• _Figure content listings_
++++++
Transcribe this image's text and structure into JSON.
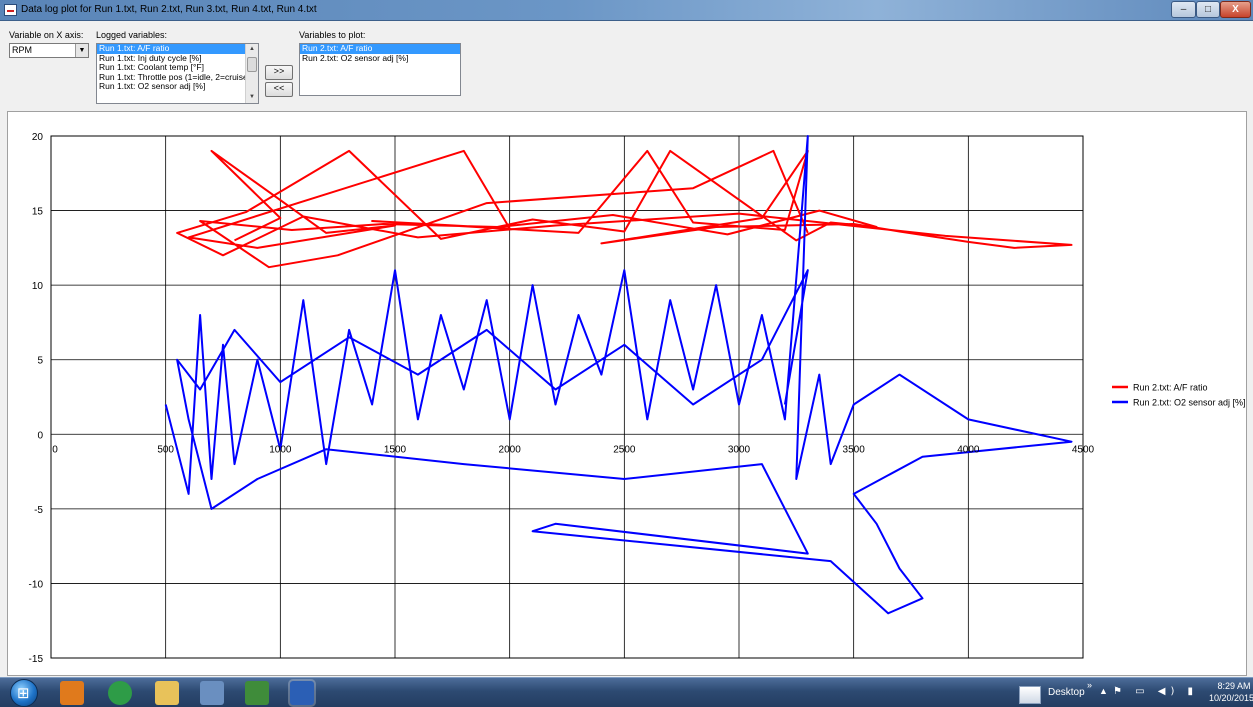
{
  "window": {
    "title": "Data log plot for Run 1.txt, Run 2.txt, Run 3.txt, Run 4.txt, Run 4.txt",
    "minimize": "–",
    "maximize": "□",
    "close": "X"
  },
  "controls": {
    "xaxis_label": "Variable on X axis:",
    "xaxis_value": "RPM",
    "logged_label": "Logged variables:",
    "logged_items": [
      "Run 1.txt: A/F ratio",
      "Run 1.txt: Inj duty cycle [%]",
      "Run 1.txt: Coolant temp [°F]",
      "Run 1.txt: Throttle pos (1=idle, 2=cruise",
      "Run 1.txt: O2 sensor adj [%]"
    ],
    "logged_selected": 0,
    "add_button": ">>",
    "remove_button": "<<",
    "plot_label": "Variables to plot:",
    "plot_items": [
      "Run 2.txt: A/F ratio",
      "Run 2.txt: O2 sensor adj [%]"
    ],
    "plot_selected": 0
  },
  "chart_data": {
    "type": "line",
    "xlim": [
      0,
      4500
    ],
    "ylim": [
      -15,
      20
    ],
    "x_ticks": [
      500,
      1000,
      1500,
      2000,
      2500,
      3000,
      3500,
      4000,
      4500
    ],
    "x_tick_labels": [
      "500",
      "1000",
      "1500",
      "2000",
      "2500",
      "3000",
      "3500",
      "4000",
      "4500"
    ],
    "y_ticks": [
      20,
      15,
      10,
      5,
      0,
      -5,
      -10,
      -15
    ],
    "grid": true,
    "legend_position": "right",
    "series": [
      {
        "name": "Run 2.txt: A/F ratio",
        "color": "#ff0000",
        "points": [
          [
            800,
            13
          ],
          [
            1000,
            14.5
          ],
          [
            700,
            19
          ],
          [
            1200,
            13.5
          ],
          [
            1500,
            14
          ],
          [
            900,
            12.5
          ],
          [
            600,
            13.2
          ],
          [
            1800,
            19
          ],
          [
            2000,
            13.8
          ],
          [
            1400,
            14.3
          ],
          [
            2300,
            13.5
          ],
          [
            2600,
            19
          ],
          [
            2800,
            14.2
          ],
          [
            3200,
            13.7
          ],
          [
            3300,
            19
          ],
          [
            3100,
            14.5
          ],
          [
            2400,
            12.8
          ],
          [
            2900,
            13.9
          ],
          [
            3500,
            14.1
          ],
          [
            3700,
            13.6
          ],
          [
            4000,
            12.9
          ],
          [
            4200,
            12.5
          ],
          [
            4450,
            12.7
          ],
          [
            3900,
            13.3
          ],
          [
            3000,
            14.8
          ],
          [
            2200,
            14.0
          ],
          [
            1600,
            13.2
          ],
          [
            1100,
            14.6
          ],
          [
            750,
            12.0
          ],
          [
            550,
            13.5
          ],
          [
            850,
            14.9
          ],
          [
            1300,
            19
          ],
          [
            1700,
            13.1
          ],
          [
            2100,
            14.4
          ],
          [
            2500,
            13.6
          ],
          [
            2700,
            19
          ],
          [
            3250,
            13.0
          ],
          [
            3400,
            14.2
          ],
          [
            3600,
            13.9
          ],
          [
            3350,
            15
          ],
          [
            2950,
            13.4
          ],
          [
            2450,
            14.7
          ],
          [
            1950,
            13.9
          ],
          [
            1450,
            14.1
          ],
          [
            1050,
            13.7
          ],
          [
            650,
            14.3
          ],
          [
            950,
            11.2
          ],
          [
            1250,
            12.0
          ],
          [
            1900,
            15.5
          ],
          [
            2800,
            16.5
          ],
          [
            3150,
            19
          ],
          [
            3300,
            13.5
          ]
        ]
      },
      {
        "name": "Run 2.txt: O2 sensor adj [%]",
        "color": "#0000ff",
        "points": [
          [
            500,
            2
          ],
          [
            600,
            -4
          ],
          [
            650,
            8
          ],
          [
            700,
            -3
          ],
          [
            750,
            6
          ],
          [
            800,
            -2
          ],
          [
            900,
            5
          ],
          [
            1000,
            -1
          ],
          [
            1100,
            9
          ],
          [
            1200,
            -2
          ],
          [
            1300,
            7
          ],
          [
            1400,
            2
          ],
          [
            1500,
            11
          ],
          [
            1600,
            1
          ],
          [
            1700,
            8
          ],
          [
            1800,
            3
          ],
          [
            1900,
            9
          ],
          [
            2000,
            1
          ],
          [
            2100,
            10
          ],
          [
            2200,
            2
          ],
          [
            2300,
            8
          ],
          [
            2400,
            4
          ],
          [
            2500,
            11
          ],
          [
            2600,
            1
          ],
          [
            2700,
            9
          ],
          [
            2800,
            3
          ],
          [
            2900,
            10
          ],
          [
            3000,
            2
          ],
          [
            3100,
            8
          ],
          [
            3200,
            1
          ],
          [
            3300,
            20
          ],
          [
            3250,
            -3
          ],
          [
            3350,
            4
          ],
          [
            3400,
            -2
          ],
          [
            3500,
            2
          ],
          [
            3700,
            4
          ],
          [
            4000,
            1
          ],
          [
            4450,
            -0.5
          ],
          [
            3800,
            -1.5
          ],
          [
            3500,
            -4
          ],
          [
            3600,
            -6
          ],
          [
            3700,
            -9
          ],
          [
            3800,
            -11
          ],
          [
            3650,
            -12
          ],
          [
            3400,
            -8.5
          ],
          [
            2100,
            -6.5
          ],
          [
            2200,
            -6
          ],
          [
            3300,
            -8
          ],
          [
            3100,
            -2
          ],
          [
            2500,
            -3
          ],
          [
            1800,
            -2
          ],
          [
            1200,
            -1
          ],
          [
            900,
            -3
          ],
          [
            700,
            -5
          ],
          [
            600,
            1
          ],
          [
            550,
            5
          ],
          [
            650,
            3
          ],
          [
            800,
            7
          ],
          [
            1000,
            3.5
          ],
          [
            1300,
            6.5
          ],
          [
            1600,
            4
          ],
          [
            1900,
            7
          ],
          [
            2200,
            3
          ],
          [
            2500,
            6
          ],
          [
            2800,
            2
          ],
          [
            3100,
            5
          ],
          [
            3300,
            11
          ],
          [
            3200,
            2
          ]
        ]
      }
    ]
  },
  "taskbar": {
    "desktop_label": "Desktop",
    "desktop_chevron": "»",
    "tray_chevron": "▲",
    "tray_icons": "⚑ ▭ ◀) ▮",
    "time": "8:29 AM",
    "date": "10/20/2015",
    "apps": [
      {
        "icon": "media-player-icon",
        "color": "#e07a1c"
      },
      {
        "icon": "chrome-icon",
        "color": "#2e9c47"
      },
      {
        "icon": "file-explorer-icon",
        "color": "#e8c25a"
      },
      {
        "icon": "network-app-icon",
        "color": "#6a8fc0"
      },
      {
        "icon": "car-app-icon",
        "color": "#3f8c3a"
      },
      {
        "icon": "word-icon",
        "color": "#2b5fb5"
      }
    ]
  }
}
++++++
• _Instruction_
Copy out the listing exactly as it stands, but not the pictures.

• _Solution to this problem_
Transcribe this image's text and structure into JSON.
{
  "window": {
    "title": "Data log plot for Run 1.txt, Run 2.txt, Run 3.txt, Run 4.txt, Run 4.txt",
    "minimize": "–",
    "maximize": "□",
    "close": "X"
  },
  "controls": {
    "xaxis_label": "Variable on X axis:",
    "xaxis_value": "RPM",
    "logged_label": "Logged variables:",
    "logged_items": [
      "Run 1.txt: A/F ratio",
      "Run 1.txt: Inj duty cycle [%]",
      "Run 1.txt: Coolant temp [°F]",
      "Run 1.txt: Throttle pos (1=idle, 2=cruise",
      "Run 1.txt: O2 sensor adj [%]"
    ],
    "logged_selected": 0,
    "add_button": ">>",
    "remove_button": "<<",
    "plot_label": "Variables to plot:",
    "plot_items": [
      "Run 2.txt: A/F ratio",
      "Run 2.txt: O2 sensor adj [%]"
    ],
    "plot_selected": 0
  },
  "chart_data": {
    "type": "line",
    "xlim": [
      0,
      4500
    ],
    "ylim": [
      -15,
      20
    ],
    "x_ticks": [
      500,
      1000,
      1500,
      2000,
      2500,
      3000,
      3500,
      4000,
      4500
    ],
    "x_tick_labels": [
      "500",
      "1000",
      "1500",
      "2000",
      "2500",
      "3000",
      "3500",
      "4000",
      "4500"
    ],
    "y_ticks": [
      20,
      15,
      10,
      5,
      0,
      -5,
      -10,
      -15
    ],
    "grid": true,
    "legend_position": "right",
    "series": [
      {
        "name": "Run 2.txt: A/F ratio",
        "color": "#ff0000",
        "points": [
          [
            800,
            13
          ],
          [
            1000,
            14.5
          ],
          [
            700,
            19
          ],
          [
            1200,
            13.5
          ],
          [
            1500,
            14
          ],
          [
            900,
            12.5
          ],
          [
            600,
            13.2
          ],
          [
            1800,
            19
          ],
          [
            2000,
            13.8
          ],
          [
            1400,
            14.3
          ],
          [
            2300,
            13.5
          ],
          [
            2600,
            19
          ],
          [
            2800,
            14.2
          ],
          [
            3200,
            13.7
          ],
          [
            3300,
            19
          ],
          [
            3100,
            14.5
          ],
          [
            2400,
            12.8
          ],
          [
            2900,
            13.9
          ],
          [
            3500,
            14.1
          ],
          [
            3700,
            13.6
          ],
          [
            4000,
            12.9
          ],
          [
            4200,
            12.5
          ],
          [
            4450,
            12.7
          ],
          [
            3900,
            13.3
          ],
          [
            3000,
            14.8
          ],
          [
            2200,
            14.0
          ],
          [
            1600,
            13.2
          ],
          [
            1100,
            14.6
          ],
          [
            750,
            12.0
          ],
          [
            550,
            13.5
          ],
          [
            850,
            14.9
          ],
          [
            1300,
            19
          ],
          [
            1700,
            13.1
          ],
          [
            2100,
            14.4
          ],
          [
            2500,
            13.6
          ],
          [
            2700,
            19
          ],
          [
            3250,
            13.0
          ],
          [
            3400,
            14.2
          ],
          [
            3600,
            13.9
          ],
          [
            3350,
            15
          ],
          [
            2950,
            13.4
          ],
          [
            2450,
            14.7
          ],
          [
            1950,
            13.9
          ],
          [
            1450,
            14.1
          ],
          [
            1050,
            13.7
          ],
          [
            650,
            14.3
          ],
          [
            950,
            11.2
          ],
          [
            1250,
            12.0
          ],
          [
            1900,
            15.5
          ],
          [
            2800,
            16.5
          ],
          [
            3150,
            19
          ],
          [
            3300,
            13.5
          ]
        ]
      },
      {
        "name": "Run 2.txt: O2 sensor adj [%]",
        "color": "#0000ff",
        "points": [
          [
            500,
            2
          ],
          [
            600,
            -4
          ],
          [
            650,
            8
          ],
          [
            700,
            -3
          ],
          [
            750,
            6
          ],
          [
            800,
            -2
          ],
          [
            900,
            5
          ],
          [
            1000,
            -1
          ],
          [
            1100,
            9
          ],
          [
            1200,
            -2
          ],
          [
            1300,
            7
          ],
          [
            1400,
            2
          ],
          [
            1500,
            11
          ],
          [
            1600,
            1
          ],
          [
            1700,
            8
          ],
          [
            1800,
            3
          ],
          [
            1900,
            9
          ],
          [
            2000,
            1
          ],
          [
            2100,
            10
          ],
          [
            2200,
            2
          ],
          [
            2300,
            8
          ],
          [
            2400,
            4
          ],
          [
            2500,
            11
          ],
          [
            2600,
            1
          ],
          [
            2700,
            9
          ],
          [
            2800,
            3
          ],
          [
            2900,
            10
          ],
          [
            3000,
            2
          ],
          [
            3100,
            8
          ],
          [
            3200,
            1
          ],
          [
            3300,
            20
          ],
          [
            3250,
            -3
          ],
          [
            3350,
            4
          ],
          [
            3400,
            -2
          ],
          [
            3500,
            2
          ],
          [
            3700,
            4
          ],
          [
            4000,
            1
          ],
          [
            4450,
            -0.5
          ],
          [
            3800,
            -1.5
          ],
          [
            3500,
            -4
          ],
          [
            3600,
            -6
          ],
          [
            3700,
            -9
          ],
          [
            3800,
            -11
          ],
          [
            3650,
            -12
          ],
          [
            3400,
            -8.5
          ],
          [
            2100,
            -6.5
          ],
          [
            2200,
            -6
          ],
          [
            3300,
            -8
          ],
          [
            3100,
            -2
          ],
          [
            2500,
            -3
          ],
          [
            1800,
            -2
          ],
          [
            1200,
            -1
          ],
          [
            900,
            -3
          ],
          [
            700,
            -5
          ],
          [
            600,
            1
          ],
          [
            550,
            5
          ],
          [
            650,
            3
          ],
          [
            800,
            7
          ],
          [
            1000,
            3.5
          ],
          [
            1300,
            6.5
          ],
          [
            1600,
            4
          ],
          [
            1900,
            7
          ],
          [
            2200,
            3
          ],
          [
            2500,
            6
          ],
          [
            2800,
            2
          ],
          [
            3100,
            5
          ],
          [
            3300,
            11
          ],
          [
            3200,
            2
          ]
        ]
      }
    ]
  },
  "taskbar": {
    "desktop_label": "Desktop",
    "desktop_chevron": "»",
    "tray_chevron": "▲",
    "tray_icons": "⚑ ▭ ◀) ▮",
    "time": "8:29 AM",
    "date": "10/20/2015",
    "apps": [
      {
        "icon": "media-player-icon",
        "color": "#e07a1c"
      },
      {
        "icon": "chrome-icon",
        "color": "#2e9c47"
      },
      {
        "icon": "file-explorer-icon",
        "color": "#e8c25a"
      },
      {
        "icon": "network-app-icon",
        "color": "#6a8fc0"
      },
      {
        "icon": "car-app-icon",
        "color": "#3f8c3a"
      },
      {
        "icon": "word-icon",
        "color": "#2b5fb5"
      }
    ]
  }
}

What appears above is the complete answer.